→ GIVEN PROBLEM
Give the number of lines in the listing that hold the word "user". Write nothing but that number.

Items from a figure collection
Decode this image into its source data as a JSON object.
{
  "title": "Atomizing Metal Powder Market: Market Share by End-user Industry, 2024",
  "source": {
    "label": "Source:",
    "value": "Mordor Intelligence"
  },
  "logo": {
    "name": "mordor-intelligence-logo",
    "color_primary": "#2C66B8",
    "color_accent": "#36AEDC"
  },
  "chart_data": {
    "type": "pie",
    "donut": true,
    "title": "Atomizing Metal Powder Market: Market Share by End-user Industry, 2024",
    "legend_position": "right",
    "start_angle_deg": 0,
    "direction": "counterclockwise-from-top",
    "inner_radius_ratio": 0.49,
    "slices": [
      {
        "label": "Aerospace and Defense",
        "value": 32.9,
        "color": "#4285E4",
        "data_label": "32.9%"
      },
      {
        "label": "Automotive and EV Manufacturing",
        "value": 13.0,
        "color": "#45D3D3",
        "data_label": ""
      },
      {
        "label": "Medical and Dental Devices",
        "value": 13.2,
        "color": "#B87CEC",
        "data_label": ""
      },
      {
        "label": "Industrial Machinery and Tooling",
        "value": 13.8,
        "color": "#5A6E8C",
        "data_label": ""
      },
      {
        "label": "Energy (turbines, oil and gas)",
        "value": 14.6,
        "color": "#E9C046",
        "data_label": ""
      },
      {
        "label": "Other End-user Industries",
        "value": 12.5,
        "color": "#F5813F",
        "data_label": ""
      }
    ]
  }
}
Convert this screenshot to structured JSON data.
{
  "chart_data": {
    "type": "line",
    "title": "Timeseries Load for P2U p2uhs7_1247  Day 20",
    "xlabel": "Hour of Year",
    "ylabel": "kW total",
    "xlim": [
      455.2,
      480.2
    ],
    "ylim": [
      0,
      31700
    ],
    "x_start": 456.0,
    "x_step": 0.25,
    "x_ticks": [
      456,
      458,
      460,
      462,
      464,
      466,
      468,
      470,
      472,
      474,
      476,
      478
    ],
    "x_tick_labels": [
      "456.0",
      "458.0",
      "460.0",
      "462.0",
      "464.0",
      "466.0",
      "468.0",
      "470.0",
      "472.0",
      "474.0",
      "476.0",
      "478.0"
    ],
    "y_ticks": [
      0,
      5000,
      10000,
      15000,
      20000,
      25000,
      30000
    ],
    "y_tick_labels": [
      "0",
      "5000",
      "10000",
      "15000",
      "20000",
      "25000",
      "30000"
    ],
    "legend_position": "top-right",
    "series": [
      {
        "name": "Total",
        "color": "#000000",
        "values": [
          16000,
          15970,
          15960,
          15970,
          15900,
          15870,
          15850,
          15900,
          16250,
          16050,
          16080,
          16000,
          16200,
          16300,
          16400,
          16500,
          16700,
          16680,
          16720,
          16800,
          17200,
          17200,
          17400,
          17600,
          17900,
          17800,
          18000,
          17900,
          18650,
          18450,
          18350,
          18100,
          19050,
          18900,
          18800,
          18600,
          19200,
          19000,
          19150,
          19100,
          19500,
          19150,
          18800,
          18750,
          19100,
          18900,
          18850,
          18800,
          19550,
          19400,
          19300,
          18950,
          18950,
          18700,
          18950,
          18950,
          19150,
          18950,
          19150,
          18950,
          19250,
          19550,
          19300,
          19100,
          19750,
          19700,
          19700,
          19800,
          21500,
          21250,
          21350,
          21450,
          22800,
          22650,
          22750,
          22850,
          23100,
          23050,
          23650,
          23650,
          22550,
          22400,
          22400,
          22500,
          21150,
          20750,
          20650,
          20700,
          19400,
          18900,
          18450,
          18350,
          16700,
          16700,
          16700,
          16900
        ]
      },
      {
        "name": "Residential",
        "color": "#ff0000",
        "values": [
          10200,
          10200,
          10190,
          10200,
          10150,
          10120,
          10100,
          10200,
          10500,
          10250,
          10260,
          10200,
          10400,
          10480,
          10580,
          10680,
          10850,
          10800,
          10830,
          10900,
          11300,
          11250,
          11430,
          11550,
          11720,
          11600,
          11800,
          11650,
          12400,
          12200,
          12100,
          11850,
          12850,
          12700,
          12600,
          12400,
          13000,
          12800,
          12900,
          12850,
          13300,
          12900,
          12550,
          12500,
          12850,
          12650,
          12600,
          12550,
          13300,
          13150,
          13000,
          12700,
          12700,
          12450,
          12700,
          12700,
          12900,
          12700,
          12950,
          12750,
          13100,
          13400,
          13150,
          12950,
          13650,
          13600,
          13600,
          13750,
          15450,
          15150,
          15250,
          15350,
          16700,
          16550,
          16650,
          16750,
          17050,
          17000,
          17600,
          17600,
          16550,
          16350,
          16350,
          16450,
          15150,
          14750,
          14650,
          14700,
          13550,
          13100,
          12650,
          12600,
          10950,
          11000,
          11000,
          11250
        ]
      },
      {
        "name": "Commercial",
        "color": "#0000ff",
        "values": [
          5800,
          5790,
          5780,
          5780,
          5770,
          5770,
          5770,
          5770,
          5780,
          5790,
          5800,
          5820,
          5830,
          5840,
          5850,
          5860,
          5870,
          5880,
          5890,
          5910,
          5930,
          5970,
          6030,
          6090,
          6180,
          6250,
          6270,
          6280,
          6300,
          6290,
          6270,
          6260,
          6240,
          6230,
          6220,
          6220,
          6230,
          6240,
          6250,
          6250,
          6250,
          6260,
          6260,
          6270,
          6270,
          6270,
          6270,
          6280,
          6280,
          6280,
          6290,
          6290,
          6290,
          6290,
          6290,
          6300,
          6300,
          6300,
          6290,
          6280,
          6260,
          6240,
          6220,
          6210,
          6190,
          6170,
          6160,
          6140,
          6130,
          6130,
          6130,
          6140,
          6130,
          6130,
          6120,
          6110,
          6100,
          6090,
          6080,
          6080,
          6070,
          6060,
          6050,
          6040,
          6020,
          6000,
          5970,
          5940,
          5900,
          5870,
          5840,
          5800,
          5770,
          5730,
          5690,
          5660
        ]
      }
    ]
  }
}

→ SOLVED PROBLEM
3